» PROBLEM DESCRIPTION
State the number of lines in the material below that have "content" in them, without any other text.

============

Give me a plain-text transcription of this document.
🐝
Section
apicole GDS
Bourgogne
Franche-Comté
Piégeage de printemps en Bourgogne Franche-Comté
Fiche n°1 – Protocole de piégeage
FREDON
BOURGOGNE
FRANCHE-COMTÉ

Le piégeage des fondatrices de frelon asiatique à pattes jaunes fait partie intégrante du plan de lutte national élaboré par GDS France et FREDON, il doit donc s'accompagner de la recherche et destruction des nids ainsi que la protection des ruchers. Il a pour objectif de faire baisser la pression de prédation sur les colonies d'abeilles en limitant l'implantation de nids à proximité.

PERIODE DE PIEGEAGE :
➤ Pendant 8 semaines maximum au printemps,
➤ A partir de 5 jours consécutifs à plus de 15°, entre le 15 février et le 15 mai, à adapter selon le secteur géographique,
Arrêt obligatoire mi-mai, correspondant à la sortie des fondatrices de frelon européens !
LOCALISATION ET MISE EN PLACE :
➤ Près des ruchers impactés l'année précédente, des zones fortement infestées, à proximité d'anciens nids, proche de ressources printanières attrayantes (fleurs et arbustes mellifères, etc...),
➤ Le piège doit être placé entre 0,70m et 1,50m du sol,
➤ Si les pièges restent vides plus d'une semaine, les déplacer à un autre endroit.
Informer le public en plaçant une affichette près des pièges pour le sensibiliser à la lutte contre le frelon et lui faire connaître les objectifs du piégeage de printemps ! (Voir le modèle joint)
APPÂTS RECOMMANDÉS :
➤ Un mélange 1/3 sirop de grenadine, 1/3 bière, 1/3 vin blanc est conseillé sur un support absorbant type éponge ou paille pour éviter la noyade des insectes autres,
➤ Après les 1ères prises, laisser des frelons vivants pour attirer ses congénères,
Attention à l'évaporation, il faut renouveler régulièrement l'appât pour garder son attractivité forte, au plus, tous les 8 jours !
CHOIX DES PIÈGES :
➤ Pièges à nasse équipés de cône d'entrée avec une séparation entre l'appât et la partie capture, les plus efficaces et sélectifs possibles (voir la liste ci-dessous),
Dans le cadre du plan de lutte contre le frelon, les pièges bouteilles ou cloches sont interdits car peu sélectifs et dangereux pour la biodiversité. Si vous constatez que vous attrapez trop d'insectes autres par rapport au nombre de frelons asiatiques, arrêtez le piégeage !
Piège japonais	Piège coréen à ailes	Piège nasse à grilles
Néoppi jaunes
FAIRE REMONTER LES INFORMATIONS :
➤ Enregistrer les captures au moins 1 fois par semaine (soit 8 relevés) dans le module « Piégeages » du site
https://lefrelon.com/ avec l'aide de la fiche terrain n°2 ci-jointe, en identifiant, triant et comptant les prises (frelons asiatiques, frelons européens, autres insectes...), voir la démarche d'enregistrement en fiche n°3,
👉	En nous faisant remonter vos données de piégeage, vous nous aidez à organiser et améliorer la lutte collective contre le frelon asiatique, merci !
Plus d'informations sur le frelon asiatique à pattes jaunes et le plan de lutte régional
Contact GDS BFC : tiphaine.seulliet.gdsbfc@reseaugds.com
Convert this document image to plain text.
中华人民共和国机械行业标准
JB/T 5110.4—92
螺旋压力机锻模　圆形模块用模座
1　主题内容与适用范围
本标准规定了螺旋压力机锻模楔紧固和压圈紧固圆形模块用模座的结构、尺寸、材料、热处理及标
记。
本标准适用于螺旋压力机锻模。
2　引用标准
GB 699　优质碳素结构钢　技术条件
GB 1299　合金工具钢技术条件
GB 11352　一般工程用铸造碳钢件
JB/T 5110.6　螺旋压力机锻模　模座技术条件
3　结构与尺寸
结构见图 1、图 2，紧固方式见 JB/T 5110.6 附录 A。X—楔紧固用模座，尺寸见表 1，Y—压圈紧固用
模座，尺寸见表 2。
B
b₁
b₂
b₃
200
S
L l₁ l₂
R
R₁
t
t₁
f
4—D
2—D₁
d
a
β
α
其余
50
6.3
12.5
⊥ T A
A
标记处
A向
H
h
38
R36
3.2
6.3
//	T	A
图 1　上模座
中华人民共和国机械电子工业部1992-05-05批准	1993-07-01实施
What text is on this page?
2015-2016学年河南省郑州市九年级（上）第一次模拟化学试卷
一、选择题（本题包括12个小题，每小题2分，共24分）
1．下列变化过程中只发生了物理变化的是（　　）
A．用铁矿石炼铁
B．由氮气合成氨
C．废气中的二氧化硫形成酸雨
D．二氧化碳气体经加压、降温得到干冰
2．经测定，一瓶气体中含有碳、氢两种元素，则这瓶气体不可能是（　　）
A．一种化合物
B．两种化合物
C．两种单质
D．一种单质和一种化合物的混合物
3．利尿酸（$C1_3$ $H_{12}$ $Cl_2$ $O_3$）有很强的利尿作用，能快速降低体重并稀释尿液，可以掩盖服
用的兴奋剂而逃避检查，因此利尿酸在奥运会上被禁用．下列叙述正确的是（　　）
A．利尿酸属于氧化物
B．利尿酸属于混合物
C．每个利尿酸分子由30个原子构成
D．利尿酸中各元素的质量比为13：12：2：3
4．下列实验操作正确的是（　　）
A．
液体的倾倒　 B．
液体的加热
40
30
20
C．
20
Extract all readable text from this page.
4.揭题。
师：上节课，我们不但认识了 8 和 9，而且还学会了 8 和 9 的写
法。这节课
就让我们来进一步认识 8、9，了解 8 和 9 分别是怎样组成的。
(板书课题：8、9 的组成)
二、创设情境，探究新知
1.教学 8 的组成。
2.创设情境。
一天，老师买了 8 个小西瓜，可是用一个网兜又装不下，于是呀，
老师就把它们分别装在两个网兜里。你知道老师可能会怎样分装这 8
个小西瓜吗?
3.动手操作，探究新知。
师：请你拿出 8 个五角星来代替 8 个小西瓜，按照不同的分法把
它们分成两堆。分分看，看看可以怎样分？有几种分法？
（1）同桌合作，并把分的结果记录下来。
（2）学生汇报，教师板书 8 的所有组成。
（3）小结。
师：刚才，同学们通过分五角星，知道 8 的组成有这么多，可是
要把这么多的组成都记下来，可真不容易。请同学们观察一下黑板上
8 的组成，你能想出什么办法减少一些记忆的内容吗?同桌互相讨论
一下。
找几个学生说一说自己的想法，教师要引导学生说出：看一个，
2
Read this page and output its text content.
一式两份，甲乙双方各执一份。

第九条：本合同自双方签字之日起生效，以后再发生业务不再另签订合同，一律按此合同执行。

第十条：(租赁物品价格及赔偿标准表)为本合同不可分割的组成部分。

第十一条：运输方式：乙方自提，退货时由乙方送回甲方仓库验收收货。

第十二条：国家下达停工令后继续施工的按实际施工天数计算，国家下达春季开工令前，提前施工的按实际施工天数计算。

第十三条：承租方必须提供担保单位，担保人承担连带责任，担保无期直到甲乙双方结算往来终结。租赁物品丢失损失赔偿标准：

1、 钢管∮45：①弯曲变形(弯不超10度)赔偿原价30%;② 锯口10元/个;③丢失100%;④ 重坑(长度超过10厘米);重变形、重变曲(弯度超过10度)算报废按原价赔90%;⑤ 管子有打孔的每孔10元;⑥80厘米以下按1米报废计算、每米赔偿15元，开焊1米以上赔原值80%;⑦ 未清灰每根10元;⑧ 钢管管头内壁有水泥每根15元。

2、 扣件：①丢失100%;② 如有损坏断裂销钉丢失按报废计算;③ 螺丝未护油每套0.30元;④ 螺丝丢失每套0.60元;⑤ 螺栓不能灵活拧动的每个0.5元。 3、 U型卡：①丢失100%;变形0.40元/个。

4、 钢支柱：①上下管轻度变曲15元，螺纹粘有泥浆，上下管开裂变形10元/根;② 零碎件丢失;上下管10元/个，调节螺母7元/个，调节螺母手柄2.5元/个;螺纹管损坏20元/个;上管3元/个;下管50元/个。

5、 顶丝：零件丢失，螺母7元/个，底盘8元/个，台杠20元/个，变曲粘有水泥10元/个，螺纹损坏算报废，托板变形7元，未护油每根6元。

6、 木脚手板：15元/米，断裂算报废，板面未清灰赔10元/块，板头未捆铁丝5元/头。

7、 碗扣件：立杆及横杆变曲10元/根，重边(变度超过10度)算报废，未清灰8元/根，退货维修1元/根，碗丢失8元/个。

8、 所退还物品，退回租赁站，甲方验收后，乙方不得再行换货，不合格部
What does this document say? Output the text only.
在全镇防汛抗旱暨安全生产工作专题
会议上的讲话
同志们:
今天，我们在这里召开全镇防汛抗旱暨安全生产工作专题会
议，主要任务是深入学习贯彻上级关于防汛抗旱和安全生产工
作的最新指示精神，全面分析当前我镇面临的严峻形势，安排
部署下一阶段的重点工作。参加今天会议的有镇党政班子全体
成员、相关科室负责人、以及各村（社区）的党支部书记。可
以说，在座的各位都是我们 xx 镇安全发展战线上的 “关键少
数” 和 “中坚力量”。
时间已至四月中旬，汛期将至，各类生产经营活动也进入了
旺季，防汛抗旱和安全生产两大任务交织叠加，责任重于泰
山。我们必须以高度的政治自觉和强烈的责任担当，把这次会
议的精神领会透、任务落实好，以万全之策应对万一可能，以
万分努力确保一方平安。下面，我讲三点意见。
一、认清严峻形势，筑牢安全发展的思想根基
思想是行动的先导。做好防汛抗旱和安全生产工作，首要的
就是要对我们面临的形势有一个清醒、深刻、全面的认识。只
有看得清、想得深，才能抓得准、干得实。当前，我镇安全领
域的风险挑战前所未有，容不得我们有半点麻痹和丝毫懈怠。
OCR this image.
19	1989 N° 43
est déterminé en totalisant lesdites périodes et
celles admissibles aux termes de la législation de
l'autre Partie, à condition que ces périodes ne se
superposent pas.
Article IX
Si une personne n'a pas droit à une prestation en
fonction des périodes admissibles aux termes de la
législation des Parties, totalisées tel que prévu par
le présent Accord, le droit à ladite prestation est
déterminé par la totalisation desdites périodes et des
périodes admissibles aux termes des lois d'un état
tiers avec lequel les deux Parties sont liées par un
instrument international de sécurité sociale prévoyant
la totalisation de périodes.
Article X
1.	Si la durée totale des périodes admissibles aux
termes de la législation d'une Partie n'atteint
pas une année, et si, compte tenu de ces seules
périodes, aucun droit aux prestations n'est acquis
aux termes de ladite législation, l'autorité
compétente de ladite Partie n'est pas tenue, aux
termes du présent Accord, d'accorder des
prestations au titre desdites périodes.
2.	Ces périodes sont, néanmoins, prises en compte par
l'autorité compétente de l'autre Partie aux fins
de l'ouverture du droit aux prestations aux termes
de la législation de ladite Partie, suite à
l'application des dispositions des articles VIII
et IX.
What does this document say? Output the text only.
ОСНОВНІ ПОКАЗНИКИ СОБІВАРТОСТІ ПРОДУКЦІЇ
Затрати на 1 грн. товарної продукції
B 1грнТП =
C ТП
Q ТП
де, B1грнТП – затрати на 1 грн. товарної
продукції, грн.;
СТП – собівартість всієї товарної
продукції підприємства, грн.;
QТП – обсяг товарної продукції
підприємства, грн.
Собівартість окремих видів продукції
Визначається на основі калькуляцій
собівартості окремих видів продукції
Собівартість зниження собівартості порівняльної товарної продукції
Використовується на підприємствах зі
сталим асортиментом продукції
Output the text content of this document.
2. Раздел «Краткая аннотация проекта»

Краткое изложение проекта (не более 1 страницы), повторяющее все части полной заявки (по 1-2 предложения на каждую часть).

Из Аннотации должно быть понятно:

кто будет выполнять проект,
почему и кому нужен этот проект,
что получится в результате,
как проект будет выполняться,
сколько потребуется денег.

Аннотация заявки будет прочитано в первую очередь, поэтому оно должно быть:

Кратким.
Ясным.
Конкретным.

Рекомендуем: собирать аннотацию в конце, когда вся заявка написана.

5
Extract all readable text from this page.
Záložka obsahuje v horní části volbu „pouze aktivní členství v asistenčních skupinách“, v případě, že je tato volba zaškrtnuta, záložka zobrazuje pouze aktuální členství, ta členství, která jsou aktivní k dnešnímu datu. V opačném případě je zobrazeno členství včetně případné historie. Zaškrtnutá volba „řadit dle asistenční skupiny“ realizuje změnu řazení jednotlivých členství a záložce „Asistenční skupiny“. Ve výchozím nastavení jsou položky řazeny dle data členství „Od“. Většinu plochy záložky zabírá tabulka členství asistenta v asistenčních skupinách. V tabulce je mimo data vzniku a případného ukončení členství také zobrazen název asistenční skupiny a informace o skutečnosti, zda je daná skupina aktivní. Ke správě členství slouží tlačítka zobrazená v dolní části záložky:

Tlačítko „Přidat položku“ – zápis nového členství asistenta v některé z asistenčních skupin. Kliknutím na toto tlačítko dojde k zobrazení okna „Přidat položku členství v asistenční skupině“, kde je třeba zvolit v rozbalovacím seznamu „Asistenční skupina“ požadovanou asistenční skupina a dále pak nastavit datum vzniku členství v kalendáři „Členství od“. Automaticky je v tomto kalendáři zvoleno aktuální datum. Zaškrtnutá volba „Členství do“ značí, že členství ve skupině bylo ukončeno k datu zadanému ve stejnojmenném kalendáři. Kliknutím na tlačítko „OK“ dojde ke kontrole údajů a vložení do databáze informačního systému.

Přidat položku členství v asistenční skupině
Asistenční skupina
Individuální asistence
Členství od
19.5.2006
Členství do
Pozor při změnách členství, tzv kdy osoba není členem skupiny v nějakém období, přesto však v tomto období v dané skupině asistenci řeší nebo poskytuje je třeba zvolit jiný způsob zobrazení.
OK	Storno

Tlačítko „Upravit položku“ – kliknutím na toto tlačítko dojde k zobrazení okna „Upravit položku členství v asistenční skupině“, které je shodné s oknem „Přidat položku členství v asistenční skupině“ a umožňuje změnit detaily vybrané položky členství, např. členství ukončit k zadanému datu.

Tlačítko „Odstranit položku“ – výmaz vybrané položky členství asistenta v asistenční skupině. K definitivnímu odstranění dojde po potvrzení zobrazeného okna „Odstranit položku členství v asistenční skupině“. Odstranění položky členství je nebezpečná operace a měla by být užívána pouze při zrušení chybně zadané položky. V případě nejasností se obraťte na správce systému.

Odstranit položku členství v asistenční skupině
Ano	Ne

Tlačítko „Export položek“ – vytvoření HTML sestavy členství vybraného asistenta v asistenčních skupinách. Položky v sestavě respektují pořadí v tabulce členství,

============

» OUTPUT
2